## WHAT IS EXPECTED
Only the lines holding the string "contact" are needed. Copy each one.

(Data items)
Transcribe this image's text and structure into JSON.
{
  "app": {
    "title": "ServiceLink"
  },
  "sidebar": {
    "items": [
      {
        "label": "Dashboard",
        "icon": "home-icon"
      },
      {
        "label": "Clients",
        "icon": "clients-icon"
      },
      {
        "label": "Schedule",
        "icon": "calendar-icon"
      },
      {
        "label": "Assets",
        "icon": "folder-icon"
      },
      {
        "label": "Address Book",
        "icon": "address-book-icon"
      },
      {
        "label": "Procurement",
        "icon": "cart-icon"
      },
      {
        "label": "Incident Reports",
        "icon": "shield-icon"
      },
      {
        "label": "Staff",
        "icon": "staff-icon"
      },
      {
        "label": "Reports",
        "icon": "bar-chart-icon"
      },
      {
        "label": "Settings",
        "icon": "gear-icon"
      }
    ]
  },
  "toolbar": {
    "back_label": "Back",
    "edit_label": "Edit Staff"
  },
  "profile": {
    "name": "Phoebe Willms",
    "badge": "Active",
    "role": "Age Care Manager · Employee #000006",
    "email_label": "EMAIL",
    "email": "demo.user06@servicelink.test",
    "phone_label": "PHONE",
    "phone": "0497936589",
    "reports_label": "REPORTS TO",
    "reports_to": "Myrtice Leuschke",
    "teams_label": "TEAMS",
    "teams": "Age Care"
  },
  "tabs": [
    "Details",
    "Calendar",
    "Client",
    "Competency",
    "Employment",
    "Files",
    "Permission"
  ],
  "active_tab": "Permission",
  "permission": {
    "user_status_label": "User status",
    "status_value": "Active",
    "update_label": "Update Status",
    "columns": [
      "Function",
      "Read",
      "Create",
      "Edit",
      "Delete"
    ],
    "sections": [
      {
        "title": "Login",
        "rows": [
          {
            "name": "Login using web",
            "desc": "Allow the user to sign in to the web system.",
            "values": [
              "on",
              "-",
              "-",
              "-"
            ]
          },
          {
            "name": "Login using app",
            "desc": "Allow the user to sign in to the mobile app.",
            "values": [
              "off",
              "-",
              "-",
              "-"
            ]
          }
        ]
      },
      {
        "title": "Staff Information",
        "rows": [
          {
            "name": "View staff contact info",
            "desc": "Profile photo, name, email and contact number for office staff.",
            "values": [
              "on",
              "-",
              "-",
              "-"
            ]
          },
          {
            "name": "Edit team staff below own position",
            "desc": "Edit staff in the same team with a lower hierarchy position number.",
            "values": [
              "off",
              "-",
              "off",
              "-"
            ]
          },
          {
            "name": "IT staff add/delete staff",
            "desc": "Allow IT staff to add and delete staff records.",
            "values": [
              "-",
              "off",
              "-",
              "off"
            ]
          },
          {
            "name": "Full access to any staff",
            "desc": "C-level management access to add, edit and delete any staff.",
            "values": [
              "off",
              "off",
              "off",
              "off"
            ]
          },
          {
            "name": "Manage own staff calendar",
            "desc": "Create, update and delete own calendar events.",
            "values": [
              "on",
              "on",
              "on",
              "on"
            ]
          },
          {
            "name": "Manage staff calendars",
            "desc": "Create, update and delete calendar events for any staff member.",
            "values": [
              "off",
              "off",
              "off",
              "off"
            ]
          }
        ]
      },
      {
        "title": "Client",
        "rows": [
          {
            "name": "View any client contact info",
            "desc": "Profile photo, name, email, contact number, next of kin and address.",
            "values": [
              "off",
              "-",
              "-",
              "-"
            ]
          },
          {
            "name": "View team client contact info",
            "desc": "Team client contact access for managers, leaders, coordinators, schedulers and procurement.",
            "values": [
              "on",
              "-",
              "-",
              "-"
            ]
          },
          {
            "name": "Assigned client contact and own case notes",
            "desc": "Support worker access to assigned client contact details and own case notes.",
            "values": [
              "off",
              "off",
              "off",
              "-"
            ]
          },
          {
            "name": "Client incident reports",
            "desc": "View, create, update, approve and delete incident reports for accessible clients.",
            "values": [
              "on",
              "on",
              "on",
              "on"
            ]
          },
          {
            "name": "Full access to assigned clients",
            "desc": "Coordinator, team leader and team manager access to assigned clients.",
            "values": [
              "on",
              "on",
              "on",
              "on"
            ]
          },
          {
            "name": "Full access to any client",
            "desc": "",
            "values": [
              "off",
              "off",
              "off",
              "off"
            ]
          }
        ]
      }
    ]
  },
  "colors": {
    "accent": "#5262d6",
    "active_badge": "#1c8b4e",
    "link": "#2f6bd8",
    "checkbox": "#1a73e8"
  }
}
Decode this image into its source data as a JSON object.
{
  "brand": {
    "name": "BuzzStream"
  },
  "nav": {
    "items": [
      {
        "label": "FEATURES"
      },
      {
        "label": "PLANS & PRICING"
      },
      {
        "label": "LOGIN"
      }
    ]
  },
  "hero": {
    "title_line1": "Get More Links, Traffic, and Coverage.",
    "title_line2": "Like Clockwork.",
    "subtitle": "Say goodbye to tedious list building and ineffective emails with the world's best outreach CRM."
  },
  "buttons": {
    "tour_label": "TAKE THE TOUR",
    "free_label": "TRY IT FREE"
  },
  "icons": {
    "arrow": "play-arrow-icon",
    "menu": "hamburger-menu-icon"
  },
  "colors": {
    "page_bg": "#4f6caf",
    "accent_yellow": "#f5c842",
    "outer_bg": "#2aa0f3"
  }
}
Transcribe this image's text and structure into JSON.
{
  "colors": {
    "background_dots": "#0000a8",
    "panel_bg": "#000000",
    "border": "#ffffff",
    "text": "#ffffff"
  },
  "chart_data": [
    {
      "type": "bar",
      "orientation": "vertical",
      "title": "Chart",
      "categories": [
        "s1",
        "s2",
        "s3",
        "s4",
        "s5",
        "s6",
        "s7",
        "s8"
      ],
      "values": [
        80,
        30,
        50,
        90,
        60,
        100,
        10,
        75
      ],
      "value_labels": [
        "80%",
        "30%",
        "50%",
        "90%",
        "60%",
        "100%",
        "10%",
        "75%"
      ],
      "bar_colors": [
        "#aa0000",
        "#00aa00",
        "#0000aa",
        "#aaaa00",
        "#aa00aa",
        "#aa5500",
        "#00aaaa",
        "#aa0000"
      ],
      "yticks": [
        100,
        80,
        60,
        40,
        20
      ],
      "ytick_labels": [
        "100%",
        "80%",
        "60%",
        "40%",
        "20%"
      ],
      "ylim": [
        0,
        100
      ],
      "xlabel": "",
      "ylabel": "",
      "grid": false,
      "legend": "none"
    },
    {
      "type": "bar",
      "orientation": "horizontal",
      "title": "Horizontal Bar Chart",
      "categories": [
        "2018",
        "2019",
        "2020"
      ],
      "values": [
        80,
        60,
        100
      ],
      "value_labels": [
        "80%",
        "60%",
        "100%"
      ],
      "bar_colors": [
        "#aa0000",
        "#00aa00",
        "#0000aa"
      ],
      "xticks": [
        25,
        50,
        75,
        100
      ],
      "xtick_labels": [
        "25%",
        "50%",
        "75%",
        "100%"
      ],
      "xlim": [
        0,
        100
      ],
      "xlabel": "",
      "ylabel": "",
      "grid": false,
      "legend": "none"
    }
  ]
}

## THE SOLUTION
            "name": "View staff contact info",
            "desc": "Profile photo, name, email and contact number for office staff.",
            "name": "View any client contact info",
            "desc": "Profile photo, name, email, contact number, next of kin and address.",
            "name": "View team client contact info",
            "desc": "Team client contact access for managers, leaders, coordinators, schedulers and procurement.",
            "name": "Assigned client contact and own case notes",
            "desc": "Support worker access to assigned client contact details and own case notes.",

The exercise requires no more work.